===== EXCERPT =====

As The Media Leader‘s Omar Oakes noted in his 100% Media 0% Nonsense column on Monday, there will inevitably be huge rows with the media — or all but the most Right-wing sections of it — when Truss comes up against the reality of the most multi-headed series of crises any incoming peacetime Prime Minister has faced in the modern era.
A fringe Prime Minister?
The Daily Mail, The Sun and the Daily Express, who see Truss picking up the reins dropped by their beloved Johnson, will cheer her every failure to the rafters. Or, if they can’t manage that, at least ignore them. The rest, the fact-based media, will very rapidly become the enemy and you can forget prime ministerial interviews on the BBC, ITV or Channel 4.
Her media outlets of choice, apart from the fawning Right-wing national newspapers, will be fringe broadcasters such as GB News and TalkTV. We already have a flavour of what is to come from her hustings on GB News when she praised the right-leaning channel and couldn’t help herself smearing hundreds of honest and professional BBC news journalists.
“It’s (GB News) not the BBC, you know, you actually get your facts right,” said Truss, who may or may not be in power when the BBC’s next Royal Charter is negotiated.
By chance, the new regime at Warner Brothers Discovery now pushing for a more “neutral” approach to the news has pulled its investment in GB News presumably because of its overtly right-wing stance.

===== DATASET CONTENT =====

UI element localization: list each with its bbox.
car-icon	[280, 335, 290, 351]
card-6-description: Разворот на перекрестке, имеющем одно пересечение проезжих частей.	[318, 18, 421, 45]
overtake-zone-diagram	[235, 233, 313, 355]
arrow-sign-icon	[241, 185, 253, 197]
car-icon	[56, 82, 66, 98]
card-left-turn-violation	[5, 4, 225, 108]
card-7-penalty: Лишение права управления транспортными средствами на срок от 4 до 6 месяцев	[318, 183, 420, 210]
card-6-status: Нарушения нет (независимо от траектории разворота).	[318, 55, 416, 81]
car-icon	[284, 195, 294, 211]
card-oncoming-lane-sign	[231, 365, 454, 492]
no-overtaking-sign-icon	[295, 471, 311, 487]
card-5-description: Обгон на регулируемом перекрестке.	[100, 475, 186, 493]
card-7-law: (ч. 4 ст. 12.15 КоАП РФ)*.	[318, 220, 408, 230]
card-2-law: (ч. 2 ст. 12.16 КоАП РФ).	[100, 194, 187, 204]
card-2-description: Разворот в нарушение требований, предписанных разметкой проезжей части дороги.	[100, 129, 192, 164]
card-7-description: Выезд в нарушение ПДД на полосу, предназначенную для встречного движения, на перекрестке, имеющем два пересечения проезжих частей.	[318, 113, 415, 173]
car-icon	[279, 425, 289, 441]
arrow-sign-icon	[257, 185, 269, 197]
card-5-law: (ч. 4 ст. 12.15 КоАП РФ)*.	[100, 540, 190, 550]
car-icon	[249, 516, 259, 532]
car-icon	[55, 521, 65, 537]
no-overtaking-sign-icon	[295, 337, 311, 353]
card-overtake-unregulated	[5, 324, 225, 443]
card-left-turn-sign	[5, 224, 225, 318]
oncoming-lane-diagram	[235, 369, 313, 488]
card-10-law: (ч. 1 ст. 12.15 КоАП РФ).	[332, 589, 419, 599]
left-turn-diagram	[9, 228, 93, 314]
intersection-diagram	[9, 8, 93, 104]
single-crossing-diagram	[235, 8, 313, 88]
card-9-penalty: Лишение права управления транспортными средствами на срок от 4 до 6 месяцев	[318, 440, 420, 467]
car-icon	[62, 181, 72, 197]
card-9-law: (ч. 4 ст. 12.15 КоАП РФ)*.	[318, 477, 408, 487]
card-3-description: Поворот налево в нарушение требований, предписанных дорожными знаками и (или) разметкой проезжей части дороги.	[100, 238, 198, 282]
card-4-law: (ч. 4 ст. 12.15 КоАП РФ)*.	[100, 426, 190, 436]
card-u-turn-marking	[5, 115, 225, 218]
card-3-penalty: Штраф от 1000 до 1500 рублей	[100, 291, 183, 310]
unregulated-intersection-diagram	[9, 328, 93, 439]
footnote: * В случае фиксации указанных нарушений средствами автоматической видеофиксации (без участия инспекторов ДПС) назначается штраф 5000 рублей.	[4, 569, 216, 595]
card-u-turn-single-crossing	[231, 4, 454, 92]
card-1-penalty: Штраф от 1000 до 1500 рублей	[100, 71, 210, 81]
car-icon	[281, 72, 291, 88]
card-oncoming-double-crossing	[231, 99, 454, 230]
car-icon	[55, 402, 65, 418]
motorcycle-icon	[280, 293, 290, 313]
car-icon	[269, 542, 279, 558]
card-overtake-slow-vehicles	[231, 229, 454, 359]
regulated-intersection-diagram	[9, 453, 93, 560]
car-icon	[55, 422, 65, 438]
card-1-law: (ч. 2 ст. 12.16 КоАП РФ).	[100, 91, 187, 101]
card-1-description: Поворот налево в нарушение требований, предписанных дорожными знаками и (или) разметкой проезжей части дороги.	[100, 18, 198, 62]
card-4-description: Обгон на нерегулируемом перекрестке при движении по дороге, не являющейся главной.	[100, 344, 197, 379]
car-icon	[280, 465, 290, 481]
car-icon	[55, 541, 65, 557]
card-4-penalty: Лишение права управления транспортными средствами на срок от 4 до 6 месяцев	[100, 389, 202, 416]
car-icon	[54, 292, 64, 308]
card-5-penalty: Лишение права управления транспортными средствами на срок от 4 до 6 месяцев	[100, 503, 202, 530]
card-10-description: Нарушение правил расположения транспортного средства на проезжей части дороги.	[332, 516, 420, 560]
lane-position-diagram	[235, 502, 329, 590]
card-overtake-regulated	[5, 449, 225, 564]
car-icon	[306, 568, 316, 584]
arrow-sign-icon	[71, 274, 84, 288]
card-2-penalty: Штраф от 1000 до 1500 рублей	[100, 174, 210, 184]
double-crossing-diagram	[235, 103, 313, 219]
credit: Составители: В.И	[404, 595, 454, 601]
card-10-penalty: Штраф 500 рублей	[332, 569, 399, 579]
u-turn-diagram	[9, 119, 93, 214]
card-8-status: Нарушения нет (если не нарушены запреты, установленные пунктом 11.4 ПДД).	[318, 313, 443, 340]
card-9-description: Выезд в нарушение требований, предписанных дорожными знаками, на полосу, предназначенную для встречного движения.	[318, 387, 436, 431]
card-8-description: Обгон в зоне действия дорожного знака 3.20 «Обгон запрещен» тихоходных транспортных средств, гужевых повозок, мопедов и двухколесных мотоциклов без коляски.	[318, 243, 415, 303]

=====

» EXERCISE:
Please name the two fringe broadcasters that the excerpt on Truss and the media expects to be her outlets of choice.

» TASK ANSWER:
GB News and TalkTV.